▸ Task inputs

============

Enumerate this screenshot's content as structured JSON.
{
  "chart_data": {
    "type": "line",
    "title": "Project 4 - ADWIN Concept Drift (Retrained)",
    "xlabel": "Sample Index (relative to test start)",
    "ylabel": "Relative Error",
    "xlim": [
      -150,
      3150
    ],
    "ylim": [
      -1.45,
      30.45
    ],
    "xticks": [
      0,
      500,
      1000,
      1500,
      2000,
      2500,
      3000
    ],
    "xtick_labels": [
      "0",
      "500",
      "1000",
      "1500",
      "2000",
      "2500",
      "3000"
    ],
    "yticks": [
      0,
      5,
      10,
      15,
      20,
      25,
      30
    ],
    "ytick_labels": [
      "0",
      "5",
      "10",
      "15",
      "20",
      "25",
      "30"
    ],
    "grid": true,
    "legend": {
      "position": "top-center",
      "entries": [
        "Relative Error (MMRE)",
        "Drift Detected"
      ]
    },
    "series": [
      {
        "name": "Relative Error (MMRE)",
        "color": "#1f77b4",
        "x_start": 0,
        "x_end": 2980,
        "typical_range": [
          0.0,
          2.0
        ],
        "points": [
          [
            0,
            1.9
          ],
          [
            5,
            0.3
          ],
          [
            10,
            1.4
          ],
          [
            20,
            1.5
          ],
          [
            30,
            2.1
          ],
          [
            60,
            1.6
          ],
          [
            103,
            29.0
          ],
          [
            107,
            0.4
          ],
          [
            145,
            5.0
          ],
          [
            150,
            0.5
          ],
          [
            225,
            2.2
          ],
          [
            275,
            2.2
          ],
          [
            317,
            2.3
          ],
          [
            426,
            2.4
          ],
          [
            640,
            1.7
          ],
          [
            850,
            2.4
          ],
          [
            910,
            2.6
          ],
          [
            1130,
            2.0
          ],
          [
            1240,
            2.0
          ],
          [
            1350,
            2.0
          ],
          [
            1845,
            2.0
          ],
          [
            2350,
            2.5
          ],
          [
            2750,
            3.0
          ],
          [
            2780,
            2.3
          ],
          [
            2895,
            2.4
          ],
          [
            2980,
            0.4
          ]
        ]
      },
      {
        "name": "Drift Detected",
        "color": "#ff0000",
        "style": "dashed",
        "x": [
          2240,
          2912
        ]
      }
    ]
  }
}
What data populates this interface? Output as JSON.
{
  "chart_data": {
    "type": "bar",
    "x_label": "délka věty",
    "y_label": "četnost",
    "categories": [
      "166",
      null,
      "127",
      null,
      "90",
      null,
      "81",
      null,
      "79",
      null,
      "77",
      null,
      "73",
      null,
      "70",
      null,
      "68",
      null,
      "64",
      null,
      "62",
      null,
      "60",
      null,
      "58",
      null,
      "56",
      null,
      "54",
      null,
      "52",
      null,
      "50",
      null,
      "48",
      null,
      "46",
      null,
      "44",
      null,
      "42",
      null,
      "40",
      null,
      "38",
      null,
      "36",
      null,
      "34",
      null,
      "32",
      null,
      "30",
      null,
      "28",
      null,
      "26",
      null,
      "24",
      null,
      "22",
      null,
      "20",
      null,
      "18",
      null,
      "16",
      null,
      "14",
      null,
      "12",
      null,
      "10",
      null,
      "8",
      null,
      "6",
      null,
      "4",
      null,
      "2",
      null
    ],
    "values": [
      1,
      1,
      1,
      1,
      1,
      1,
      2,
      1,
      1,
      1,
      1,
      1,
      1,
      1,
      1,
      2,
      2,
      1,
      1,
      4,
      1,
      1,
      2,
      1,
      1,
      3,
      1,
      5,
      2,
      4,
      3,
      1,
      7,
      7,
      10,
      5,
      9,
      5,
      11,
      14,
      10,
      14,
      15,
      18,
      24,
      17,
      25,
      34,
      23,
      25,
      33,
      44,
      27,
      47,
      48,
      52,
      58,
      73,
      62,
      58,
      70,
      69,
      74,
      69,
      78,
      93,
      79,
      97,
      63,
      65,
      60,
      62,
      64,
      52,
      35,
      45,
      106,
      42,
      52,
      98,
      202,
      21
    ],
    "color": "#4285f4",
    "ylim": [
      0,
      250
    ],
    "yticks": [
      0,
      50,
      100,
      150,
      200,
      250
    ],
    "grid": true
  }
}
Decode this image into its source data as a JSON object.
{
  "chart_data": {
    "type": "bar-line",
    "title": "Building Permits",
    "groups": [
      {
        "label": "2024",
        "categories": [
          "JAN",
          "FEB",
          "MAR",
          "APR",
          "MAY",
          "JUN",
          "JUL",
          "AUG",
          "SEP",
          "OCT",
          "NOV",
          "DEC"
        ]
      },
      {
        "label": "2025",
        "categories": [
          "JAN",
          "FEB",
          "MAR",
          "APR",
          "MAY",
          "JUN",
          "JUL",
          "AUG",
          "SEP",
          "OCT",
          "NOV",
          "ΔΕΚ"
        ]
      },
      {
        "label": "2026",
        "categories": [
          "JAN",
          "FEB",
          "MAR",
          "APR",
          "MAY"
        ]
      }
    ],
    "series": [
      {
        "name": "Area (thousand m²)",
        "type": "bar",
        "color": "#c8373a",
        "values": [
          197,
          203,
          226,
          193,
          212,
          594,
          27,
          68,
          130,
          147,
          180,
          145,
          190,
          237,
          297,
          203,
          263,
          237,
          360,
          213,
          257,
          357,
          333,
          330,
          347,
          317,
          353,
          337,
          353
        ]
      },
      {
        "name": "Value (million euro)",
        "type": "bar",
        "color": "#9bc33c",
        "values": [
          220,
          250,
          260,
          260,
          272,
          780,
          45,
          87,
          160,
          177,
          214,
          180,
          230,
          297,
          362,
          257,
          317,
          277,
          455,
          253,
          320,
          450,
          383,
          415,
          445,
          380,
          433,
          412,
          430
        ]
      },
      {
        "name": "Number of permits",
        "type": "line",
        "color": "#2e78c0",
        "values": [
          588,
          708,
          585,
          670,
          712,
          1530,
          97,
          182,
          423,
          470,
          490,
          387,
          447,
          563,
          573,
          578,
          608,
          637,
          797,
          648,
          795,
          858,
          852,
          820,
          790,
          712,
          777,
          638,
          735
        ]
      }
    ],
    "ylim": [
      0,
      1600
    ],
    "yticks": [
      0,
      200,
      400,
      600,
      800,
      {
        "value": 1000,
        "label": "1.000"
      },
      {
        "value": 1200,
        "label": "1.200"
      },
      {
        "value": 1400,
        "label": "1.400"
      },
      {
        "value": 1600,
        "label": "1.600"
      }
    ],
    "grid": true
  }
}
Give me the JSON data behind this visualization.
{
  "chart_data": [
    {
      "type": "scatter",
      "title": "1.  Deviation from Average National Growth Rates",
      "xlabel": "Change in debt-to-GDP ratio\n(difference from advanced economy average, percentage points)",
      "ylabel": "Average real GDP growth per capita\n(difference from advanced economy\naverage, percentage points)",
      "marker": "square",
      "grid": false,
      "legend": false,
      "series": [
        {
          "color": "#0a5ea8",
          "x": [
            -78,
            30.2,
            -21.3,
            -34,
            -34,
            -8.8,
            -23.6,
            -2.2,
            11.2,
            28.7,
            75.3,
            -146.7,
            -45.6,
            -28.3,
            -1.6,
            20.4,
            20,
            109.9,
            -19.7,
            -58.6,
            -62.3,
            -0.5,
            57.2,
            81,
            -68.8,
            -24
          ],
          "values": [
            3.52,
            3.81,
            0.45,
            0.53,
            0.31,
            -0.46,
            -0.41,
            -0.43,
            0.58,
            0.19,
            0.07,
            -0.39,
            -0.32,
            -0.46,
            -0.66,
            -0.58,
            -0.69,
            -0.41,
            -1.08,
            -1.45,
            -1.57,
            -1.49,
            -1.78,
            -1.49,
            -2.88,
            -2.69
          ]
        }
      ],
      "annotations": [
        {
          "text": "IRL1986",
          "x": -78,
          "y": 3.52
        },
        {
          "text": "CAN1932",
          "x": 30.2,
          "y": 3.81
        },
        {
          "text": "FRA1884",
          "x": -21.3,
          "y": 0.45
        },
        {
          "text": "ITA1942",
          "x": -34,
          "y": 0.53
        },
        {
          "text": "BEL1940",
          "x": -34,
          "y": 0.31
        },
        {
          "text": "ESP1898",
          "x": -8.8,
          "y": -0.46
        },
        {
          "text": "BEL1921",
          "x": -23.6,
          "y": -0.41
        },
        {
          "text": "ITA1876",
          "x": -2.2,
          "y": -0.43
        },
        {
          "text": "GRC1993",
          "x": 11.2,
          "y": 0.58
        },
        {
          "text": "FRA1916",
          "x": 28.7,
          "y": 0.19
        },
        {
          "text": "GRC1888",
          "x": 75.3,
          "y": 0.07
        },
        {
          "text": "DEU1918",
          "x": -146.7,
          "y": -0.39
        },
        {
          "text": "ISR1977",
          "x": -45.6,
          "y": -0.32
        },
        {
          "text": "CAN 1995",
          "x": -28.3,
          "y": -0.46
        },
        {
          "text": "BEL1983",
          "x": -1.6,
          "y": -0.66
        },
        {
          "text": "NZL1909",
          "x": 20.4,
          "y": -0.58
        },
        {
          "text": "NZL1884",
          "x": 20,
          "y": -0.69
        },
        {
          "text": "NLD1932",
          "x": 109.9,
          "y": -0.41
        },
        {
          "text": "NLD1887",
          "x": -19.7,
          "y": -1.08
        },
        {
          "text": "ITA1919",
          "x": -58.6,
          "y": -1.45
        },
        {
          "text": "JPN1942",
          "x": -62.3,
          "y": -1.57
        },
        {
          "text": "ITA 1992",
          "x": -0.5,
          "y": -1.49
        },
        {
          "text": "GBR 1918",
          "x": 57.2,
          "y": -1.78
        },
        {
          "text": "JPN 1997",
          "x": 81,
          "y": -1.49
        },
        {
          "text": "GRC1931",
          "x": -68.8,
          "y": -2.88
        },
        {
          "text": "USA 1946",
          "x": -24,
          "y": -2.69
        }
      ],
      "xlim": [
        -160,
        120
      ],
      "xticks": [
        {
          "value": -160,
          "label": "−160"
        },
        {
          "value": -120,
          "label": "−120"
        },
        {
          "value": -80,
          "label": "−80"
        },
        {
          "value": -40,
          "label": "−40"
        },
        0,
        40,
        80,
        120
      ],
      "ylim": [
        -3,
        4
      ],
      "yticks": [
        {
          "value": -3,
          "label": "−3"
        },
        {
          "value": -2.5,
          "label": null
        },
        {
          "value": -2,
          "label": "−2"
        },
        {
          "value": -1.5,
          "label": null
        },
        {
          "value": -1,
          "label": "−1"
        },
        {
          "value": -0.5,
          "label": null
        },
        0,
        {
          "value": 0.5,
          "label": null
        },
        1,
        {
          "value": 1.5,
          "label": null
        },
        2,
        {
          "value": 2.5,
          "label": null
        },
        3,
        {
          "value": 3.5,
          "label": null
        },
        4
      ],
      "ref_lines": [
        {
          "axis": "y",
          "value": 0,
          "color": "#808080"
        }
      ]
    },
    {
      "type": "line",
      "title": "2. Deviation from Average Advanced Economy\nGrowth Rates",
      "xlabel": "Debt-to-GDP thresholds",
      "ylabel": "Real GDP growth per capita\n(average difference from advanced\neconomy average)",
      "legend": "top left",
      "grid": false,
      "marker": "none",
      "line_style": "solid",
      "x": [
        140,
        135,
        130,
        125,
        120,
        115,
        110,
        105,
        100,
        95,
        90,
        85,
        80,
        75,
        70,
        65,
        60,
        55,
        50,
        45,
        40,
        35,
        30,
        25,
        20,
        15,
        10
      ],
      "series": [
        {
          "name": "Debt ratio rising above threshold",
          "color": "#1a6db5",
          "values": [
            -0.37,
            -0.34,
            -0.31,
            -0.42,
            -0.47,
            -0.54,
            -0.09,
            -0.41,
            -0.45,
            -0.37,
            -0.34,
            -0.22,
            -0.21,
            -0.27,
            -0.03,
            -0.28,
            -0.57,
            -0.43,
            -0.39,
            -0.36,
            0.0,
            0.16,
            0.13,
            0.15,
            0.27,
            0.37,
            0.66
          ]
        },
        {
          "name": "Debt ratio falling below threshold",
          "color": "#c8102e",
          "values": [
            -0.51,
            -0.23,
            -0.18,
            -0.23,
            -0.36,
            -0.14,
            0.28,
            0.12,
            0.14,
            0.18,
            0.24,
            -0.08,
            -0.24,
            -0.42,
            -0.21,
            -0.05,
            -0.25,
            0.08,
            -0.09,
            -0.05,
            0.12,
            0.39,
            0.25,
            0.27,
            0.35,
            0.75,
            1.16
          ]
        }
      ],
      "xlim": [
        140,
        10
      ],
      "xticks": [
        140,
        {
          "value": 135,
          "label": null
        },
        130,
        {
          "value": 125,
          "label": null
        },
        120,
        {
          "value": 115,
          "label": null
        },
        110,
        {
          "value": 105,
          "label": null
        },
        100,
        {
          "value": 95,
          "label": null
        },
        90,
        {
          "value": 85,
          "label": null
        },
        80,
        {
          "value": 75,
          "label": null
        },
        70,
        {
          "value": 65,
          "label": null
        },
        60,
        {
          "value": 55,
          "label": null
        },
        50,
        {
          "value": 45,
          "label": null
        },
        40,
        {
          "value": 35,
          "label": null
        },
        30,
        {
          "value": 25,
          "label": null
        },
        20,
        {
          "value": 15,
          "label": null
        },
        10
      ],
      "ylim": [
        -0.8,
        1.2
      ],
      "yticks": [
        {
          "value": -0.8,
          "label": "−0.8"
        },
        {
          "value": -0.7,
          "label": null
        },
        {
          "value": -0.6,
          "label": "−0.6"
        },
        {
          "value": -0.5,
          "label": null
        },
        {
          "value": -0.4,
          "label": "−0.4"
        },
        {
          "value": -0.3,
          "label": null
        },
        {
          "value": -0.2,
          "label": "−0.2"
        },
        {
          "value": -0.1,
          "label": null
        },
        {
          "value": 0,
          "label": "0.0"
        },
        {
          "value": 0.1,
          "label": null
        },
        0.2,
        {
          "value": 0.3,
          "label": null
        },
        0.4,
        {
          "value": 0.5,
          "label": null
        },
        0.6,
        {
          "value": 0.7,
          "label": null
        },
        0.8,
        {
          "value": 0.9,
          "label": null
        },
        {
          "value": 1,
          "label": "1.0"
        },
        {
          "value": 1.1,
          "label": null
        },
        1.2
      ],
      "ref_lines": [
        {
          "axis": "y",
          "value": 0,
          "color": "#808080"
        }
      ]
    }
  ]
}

============

▸ Required task
Note how many lines in the listing above hold the string "MMRE", then give only that figure.

▸ Result of the exercise
2